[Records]
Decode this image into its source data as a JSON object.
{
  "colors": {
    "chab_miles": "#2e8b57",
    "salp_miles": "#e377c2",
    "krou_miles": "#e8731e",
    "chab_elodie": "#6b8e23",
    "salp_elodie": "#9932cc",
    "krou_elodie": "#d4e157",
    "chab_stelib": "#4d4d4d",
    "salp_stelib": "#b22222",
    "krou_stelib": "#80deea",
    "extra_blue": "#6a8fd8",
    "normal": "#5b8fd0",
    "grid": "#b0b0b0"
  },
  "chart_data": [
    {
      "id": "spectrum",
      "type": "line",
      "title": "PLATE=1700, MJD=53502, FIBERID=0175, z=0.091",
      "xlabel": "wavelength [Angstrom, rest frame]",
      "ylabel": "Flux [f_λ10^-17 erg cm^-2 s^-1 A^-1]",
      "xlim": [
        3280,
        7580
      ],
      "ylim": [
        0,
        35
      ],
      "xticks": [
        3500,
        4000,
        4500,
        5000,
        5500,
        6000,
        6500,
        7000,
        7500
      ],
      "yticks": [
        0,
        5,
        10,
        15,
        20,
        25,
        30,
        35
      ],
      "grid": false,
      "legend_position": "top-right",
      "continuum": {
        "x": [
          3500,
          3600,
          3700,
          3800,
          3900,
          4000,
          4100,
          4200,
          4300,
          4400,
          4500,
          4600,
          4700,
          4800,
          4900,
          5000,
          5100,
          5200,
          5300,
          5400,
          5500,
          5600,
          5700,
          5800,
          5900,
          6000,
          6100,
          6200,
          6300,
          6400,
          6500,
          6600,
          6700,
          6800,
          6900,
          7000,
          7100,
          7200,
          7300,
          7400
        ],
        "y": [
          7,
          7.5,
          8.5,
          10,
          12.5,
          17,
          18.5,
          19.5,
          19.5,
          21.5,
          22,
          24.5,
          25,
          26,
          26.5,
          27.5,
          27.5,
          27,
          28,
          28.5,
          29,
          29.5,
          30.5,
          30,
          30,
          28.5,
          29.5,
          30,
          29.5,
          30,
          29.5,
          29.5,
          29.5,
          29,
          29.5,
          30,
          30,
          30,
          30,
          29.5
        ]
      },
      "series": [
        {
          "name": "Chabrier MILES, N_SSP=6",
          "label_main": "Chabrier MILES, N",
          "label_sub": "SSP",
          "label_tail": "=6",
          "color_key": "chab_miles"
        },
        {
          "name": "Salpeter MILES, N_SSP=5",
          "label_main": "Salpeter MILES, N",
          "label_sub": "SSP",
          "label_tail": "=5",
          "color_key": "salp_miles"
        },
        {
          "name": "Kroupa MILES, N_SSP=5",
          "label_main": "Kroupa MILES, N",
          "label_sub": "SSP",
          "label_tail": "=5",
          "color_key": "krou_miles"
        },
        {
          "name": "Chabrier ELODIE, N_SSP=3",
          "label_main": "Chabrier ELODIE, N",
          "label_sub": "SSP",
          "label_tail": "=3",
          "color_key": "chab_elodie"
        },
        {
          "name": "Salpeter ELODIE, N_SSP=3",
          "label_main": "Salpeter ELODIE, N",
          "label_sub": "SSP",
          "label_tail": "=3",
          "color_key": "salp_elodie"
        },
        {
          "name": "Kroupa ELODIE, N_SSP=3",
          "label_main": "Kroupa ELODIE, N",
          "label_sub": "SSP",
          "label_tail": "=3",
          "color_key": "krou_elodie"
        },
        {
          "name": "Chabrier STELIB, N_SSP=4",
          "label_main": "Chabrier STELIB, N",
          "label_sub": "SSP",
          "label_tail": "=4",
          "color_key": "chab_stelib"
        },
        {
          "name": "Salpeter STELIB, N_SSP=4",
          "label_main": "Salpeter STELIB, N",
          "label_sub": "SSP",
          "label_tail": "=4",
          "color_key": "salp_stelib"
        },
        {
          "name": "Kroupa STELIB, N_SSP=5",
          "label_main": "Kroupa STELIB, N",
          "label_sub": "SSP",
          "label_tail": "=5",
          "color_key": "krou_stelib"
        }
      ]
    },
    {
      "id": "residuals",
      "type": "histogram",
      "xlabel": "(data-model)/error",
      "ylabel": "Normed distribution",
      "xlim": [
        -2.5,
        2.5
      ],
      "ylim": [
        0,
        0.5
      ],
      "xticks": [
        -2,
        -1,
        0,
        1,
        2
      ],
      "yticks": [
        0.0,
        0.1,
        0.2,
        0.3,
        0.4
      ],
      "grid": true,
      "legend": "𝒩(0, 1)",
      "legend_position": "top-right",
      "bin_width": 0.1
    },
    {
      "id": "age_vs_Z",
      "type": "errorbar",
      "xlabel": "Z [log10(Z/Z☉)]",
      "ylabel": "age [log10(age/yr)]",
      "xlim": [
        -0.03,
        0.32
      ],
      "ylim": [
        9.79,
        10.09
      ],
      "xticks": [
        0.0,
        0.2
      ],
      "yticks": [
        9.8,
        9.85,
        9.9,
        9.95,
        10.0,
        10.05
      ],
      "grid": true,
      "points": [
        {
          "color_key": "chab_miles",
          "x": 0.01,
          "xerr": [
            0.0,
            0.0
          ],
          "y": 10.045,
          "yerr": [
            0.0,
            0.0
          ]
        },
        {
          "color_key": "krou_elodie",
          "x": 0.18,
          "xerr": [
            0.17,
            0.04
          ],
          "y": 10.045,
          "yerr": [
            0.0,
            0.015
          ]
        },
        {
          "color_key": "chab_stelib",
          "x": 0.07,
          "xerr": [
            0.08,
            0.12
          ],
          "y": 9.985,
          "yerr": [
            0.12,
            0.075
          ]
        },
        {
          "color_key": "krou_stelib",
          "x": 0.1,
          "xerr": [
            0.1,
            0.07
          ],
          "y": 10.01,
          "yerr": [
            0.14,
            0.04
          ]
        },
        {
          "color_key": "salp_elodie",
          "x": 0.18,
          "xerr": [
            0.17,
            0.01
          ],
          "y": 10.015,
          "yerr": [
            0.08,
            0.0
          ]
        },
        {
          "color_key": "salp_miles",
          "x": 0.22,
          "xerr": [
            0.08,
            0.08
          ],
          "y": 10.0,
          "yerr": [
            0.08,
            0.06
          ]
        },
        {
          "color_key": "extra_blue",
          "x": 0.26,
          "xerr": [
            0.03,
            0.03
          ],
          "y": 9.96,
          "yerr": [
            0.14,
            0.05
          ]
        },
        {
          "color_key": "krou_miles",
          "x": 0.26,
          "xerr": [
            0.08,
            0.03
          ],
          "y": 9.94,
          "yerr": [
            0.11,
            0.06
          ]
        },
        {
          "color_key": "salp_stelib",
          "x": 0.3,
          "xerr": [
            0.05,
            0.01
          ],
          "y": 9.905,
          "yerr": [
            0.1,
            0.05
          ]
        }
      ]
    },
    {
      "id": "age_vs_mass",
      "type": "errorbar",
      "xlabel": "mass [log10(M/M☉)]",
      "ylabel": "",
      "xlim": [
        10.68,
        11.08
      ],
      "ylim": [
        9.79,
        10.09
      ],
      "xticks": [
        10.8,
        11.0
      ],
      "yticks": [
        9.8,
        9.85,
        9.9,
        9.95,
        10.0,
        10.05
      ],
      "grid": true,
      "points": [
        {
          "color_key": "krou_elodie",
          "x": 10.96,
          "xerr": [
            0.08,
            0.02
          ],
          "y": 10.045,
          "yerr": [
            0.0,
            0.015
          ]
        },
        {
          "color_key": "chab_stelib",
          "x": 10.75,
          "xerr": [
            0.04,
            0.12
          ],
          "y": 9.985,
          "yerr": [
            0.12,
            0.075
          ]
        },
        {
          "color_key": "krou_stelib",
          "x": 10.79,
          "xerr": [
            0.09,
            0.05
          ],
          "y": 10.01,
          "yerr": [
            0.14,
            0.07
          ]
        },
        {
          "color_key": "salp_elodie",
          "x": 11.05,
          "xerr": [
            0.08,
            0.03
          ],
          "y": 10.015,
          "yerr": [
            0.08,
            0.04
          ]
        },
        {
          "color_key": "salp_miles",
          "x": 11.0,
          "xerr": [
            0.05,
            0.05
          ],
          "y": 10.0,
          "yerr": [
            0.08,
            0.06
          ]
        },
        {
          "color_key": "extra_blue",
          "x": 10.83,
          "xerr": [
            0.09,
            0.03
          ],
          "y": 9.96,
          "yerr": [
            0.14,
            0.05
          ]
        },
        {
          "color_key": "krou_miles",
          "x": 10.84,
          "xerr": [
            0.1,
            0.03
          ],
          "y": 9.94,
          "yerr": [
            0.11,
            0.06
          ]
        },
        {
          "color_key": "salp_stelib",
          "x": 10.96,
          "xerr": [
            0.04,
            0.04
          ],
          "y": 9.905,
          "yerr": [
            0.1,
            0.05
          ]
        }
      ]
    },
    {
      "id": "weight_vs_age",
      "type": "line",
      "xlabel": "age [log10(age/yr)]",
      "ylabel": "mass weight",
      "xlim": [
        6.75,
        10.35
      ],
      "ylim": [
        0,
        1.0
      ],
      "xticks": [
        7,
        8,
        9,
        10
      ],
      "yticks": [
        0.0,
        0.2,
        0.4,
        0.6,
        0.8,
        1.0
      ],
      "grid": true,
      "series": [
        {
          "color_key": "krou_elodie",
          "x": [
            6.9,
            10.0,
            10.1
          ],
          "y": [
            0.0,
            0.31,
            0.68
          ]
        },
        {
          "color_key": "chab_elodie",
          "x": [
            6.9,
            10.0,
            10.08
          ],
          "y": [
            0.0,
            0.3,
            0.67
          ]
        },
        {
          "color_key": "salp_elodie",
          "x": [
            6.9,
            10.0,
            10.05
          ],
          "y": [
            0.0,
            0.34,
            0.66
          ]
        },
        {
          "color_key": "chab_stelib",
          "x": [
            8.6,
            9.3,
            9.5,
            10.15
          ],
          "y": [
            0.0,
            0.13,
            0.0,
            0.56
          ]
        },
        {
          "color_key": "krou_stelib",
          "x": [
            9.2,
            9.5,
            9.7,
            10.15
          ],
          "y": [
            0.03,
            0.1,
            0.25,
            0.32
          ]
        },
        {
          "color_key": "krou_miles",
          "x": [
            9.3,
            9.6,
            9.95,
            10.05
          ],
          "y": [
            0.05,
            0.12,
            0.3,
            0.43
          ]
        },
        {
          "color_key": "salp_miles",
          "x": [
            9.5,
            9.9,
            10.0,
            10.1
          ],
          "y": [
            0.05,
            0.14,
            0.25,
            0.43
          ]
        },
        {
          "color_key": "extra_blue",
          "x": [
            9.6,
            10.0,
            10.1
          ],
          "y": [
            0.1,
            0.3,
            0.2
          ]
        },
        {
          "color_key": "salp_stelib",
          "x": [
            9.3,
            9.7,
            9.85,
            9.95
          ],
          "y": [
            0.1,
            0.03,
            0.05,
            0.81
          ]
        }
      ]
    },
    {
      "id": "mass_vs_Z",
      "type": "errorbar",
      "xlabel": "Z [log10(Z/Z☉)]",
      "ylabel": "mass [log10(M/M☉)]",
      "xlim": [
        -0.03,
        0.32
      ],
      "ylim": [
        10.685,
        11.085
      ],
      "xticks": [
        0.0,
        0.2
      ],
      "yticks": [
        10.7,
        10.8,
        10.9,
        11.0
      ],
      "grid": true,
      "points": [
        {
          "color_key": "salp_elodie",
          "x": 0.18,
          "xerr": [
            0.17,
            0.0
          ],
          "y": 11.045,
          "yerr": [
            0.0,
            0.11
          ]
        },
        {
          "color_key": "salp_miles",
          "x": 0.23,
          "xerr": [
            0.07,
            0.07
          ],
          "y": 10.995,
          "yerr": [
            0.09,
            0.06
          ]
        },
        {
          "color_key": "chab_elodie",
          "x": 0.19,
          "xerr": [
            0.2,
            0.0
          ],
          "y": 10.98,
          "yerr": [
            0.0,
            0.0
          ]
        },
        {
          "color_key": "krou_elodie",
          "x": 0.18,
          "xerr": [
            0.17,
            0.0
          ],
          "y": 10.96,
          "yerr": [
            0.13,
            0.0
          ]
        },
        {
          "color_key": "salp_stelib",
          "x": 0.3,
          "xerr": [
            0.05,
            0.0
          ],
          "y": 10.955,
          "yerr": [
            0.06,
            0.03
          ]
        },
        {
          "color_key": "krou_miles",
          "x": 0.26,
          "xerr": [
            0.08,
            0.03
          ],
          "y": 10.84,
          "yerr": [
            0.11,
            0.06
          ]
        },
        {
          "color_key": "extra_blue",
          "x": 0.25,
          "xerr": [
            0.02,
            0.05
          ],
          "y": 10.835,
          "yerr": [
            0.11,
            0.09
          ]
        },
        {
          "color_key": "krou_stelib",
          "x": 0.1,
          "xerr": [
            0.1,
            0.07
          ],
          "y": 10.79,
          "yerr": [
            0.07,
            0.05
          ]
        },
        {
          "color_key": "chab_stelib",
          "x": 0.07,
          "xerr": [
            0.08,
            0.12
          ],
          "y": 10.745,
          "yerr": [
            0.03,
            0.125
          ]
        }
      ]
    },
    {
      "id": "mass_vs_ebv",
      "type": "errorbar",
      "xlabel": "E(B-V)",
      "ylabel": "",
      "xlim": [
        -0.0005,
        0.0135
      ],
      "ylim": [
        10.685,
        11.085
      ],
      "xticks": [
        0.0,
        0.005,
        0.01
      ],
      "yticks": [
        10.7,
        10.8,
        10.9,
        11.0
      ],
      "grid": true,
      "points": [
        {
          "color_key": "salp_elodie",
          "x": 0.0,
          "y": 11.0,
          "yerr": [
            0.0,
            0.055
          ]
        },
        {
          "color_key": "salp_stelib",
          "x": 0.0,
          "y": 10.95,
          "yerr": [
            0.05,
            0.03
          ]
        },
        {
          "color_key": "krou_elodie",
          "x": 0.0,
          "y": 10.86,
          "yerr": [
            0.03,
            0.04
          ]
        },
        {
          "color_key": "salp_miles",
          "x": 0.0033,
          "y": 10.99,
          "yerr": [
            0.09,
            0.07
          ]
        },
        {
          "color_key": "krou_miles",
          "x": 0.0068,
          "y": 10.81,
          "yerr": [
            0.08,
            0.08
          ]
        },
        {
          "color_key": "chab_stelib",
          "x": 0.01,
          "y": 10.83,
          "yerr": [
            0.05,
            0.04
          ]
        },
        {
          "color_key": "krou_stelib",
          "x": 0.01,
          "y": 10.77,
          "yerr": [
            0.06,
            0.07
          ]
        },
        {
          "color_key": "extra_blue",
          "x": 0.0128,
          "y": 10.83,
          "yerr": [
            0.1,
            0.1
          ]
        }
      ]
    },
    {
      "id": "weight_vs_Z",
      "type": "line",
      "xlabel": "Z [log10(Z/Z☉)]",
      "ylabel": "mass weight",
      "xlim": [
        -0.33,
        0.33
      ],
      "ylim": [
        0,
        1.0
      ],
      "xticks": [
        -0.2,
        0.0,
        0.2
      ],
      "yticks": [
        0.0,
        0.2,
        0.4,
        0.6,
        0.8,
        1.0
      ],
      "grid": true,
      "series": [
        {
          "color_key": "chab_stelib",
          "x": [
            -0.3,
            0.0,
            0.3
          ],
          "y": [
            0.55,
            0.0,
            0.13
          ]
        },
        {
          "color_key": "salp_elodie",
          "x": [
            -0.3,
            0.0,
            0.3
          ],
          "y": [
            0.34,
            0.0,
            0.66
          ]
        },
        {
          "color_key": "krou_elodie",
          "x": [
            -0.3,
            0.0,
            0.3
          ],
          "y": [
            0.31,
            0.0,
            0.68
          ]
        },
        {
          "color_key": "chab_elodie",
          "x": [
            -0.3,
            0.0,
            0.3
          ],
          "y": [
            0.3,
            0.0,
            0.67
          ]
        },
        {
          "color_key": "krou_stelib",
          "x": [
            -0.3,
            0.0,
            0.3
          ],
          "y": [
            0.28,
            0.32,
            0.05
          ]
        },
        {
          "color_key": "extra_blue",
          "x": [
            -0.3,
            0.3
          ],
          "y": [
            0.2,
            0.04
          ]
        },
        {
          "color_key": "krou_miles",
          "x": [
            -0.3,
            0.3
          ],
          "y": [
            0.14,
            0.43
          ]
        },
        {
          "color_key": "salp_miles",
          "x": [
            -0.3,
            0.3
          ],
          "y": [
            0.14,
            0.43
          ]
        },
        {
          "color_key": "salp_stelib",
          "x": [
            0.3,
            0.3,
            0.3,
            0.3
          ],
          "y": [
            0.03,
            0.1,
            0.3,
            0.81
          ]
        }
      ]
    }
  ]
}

**Instructions to follow:** Copy, from the material, each line that holds the string "name".

**Result of the task:**
          "name": "Chabrier MILES, N_SSP=6",
          "name": "Salpeter MILES, N_SSP=5",
          "name": "Kroupa MILES, N_SSP=5",
          "name": "Chabrier ELODIE, N_SSP=3",
          "name": "Salpeter ELODIE, N_SSP=3",
          "name": "Kroupa ELODIE, N_SSP=3",
          "name": "Chabrier STELIB, N_SSP=4",
          "name": "Salpeter STELIB, N_SSP=4",
          "name": "Kroupa STELIB, N_SSP=5",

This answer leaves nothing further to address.